- [PROBLEM]:
Output the data below in full, character for character.

* START SUPPLIED MATERIAL *

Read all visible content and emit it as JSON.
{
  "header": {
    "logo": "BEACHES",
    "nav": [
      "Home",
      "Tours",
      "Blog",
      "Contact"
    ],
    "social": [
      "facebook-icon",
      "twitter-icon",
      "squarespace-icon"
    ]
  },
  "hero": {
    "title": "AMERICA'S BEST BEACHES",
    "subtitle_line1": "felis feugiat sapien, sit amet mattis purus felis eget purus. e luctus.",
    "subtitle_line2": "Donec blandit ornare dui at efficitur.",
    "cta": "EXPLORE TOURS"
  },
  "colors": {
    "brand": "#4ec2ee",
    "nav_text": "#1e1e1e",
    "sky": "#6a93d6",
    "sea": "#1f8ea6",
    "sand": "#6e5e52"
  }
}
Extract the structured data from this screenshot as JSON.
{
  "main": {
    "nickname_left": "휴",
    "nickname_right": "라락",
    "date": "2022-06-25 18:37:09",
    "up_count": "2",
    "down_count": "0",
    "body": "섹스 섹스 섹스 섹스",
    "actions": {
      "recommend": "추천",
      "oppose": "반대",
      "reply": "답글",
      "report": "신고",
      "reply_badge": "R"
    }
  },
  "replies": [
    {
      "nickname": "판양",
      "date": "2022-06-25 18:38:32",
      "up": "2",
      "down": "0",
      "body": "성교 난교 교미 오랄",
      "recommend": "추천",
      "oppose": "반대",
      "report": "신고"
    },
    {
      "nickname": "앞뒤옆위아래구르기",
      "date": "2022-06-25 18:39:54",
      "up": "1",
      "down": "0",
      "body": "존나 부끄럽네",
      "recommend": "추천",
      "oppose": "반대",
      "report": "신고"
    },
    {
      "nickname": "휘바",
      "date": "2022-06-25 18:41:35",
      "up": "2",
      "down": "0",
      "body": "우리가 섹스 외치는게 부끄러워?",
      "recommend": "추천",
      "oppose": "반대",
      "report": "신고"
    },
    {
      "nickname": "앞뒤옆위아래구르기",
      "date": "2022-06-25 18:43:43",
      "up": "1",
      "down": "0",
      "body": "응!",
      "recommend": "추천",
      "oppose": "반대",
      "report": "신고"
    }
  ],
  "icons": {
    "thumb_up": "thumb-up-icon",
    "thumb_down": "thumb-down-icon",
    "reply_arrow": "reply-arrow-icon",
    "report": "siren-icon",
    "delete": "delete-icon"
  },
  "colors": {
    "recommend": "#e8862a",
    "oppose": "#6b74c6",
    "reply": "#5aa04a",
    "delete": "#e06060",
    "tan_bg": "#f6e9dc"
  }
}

* END SUPPLIED MATERIAL *

- [EXERCISE ANSWER]:
Read all visible content and emit it as JSON.
{
  "header": {
    "logo": "BEACHES",
    "nav": [
      "Home",
      "Tours",
      "Blog",
      "Contact"
    ],
    "social": [
      "facebook-icon",
      "twitter-icon",
      "squarespace-icon"
    ]
  },
  "hero": {
    "title": "AMERICA'S BEST BEACHES",
    "subtitle_line1": "felis feugiat sapien, sit amet mattis purus felis eget purus. e luctus.",
    "subtitle_line2": "Donec blandit ornare dui at efficitur.",
    "cta": "EXPLORE TOURS"
  },
  "colors": {
    "brand": "#4ec2ee",
    "nav_text": "#1e1e1e",
    "sky": "#6a93d6",
    "sea": "#1f8ea6",
    "sand": "#6e5e52"
  }
}
Extract the structured data from this screenshot as JSON.
{
  "main": {
    "nickname_left": "휴",
    "nickname_right": "라락",
    "date": "2022-06-25 18:37:09",
    "up_count": "2",
    "down_count": "0",
    "body": "섹스 섹스 섹스 섹스",
    "actions": {
      "recommend": "추천",
      "oppose": "반대",
      "reply": "답글",
      "report": "신고",
      "reply_badge": "R"
    }
  },
  "replies": [
    {
      "nickname": "판양",
      "date": "2022-06-25 18:38:32",
      "up": "2",
      "down": "0",
      "body": "성교 난교 교미 오랄",
      "recommend": "추천",
      "oppose": "반대",
      "report": "신고"
    },
    {
      "nickname": "앞뒤옆위아래구르기",
      "date": "2022-06-25 18:39:54",
      "up": "1",
      "down": "0",
      "body": "존나 부끄럽네",
      "recommend": "추천",
      "oppose": "반대",
      "report": "신고"
    },
    {
      "nickname": "휘바",
      "date": "2022-06-25 18:41:35",
      "up": "2",
      "down": "0",
      "body": "우리가 섹스 외치는게 부끄러워?",
      "recommend": "추천",
      "oppose": "반대",
      "report": "신고"
    },
    {
      "nickname": "앞뒤옆위아래구르기",
      "date": "2022-06-25 18:43:43",
      "up": "1",
      "down": "0",
      "body": "응!",
      "recommend": "추천",
      "oppose": "반대",
      "report": "신고"
    }
  ],
  "icons": {
    "thumb_up": "thumb-up-icon",
    "thumb_down": "thumb-down-icon",
    "reply_arrow": "reply-arrow-icon",
    "report": "siren-icon",
    "delete": "delete-icon"
  },
  "colors": {
    "recommend": "#e8862a",
    "oppose": "#6b74c6",
    "reply": "#5aa04a",
    "delete": "#e06060",
    "tan_bg": "#f6e9dc"
  }
}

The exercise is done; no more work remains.